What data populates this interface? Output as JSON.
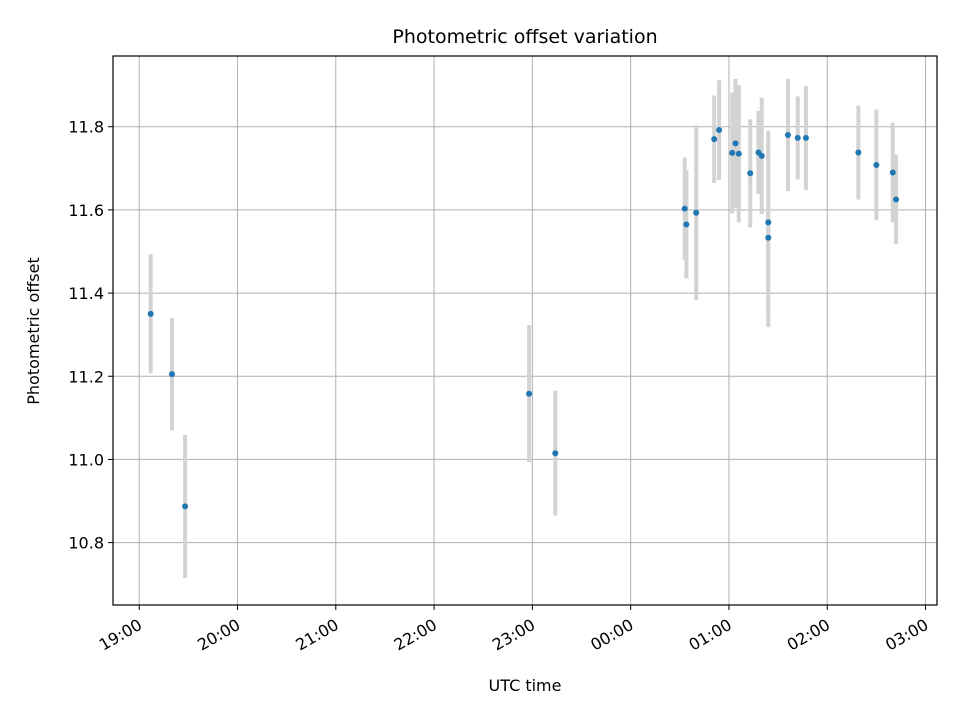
--
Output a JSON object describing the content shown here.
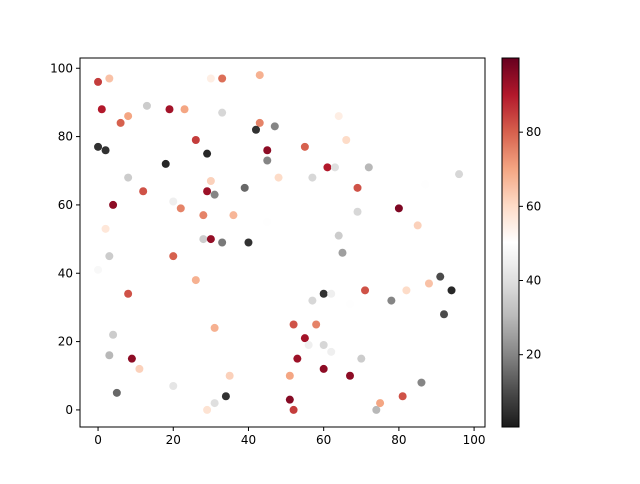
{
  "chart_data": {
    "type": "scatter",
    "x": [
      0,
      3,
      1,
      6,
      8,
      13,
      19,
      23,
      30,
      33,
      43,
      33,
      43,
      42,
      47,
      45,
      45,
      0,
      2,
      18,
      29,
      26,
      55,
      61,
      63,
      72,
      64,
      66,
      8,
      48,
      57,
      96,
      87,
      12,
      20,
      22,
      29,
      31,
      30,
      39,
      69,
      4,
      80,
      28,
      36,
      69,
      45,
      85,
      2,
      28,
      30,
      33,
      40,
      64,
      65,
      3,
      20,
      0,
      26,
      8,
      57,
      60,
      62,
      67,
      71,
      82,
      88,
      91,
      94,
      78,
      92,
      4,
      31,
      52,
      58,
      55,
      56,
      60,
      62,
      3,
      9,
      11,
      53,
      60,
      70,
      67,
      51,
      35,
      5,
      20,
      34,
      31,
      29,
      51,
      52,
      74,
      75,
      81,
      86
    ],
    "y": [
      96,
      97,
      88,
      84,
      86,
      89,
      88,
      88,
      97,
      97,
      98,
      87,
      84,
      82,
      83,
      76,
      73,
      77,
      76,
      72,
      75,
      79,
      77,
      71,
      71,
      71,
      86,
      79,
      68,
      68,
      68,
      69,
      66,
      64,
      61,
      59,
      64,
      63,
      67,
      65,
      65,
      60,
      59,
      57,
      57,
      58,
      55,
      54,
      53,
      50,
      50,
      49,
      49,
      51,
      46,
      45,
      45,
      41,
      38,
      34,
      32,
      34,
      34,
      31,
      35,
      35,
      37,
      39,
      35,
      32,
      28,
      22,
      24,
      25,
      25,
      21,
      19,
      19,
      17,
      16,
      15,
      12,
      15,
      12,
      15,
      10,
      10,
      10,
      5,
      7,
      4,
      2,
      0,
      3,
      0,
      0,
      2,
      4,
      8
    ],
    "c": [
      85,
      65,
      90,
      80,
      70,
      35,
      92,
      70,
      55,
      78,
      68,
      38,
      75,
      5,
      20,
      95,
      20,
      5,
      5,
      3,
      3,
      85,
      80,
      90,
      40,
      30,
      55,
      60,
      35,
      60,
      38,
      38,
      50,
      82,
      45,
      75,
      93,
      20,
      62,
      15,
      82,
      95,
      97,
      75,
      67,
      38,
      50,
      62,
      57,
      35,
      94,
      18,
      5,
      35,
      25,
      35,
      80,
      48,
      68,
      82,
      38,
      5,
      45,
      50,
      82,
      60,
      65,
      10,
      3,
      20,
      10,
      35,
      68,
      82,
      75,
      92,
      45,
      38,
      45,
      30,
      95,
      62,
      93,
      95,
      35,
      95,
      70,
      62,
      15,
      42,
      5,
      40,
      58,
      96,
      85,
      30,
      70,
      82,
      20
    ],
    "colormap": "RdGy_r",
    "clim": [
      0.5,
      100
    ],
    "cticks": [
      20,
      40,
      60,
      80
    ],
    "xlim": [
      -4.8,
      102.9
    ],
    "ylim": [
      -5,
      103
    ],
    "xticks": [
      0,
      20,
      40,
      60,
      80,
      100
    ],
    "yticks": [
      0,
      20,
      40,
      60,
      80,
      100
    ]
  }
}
...
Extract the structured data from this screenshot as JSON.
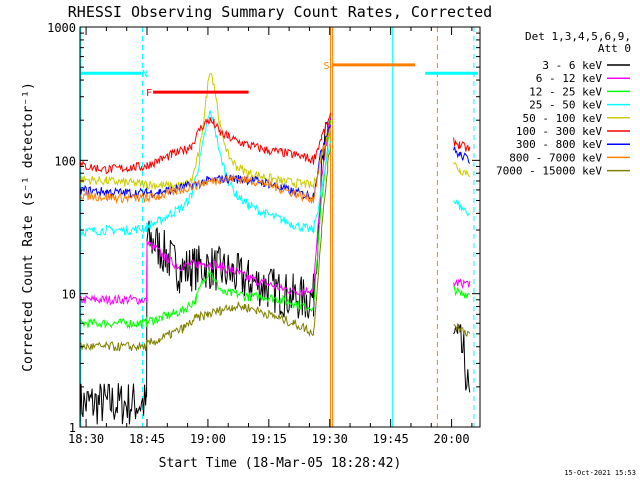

» WRITTEN INSTRUCTION
Report each line of the material above where the word "this" appears.

» WRITTEN SOLUTION
What data populates this interface? Output as JSON.
Extract the structured data from this screenshot as JSON.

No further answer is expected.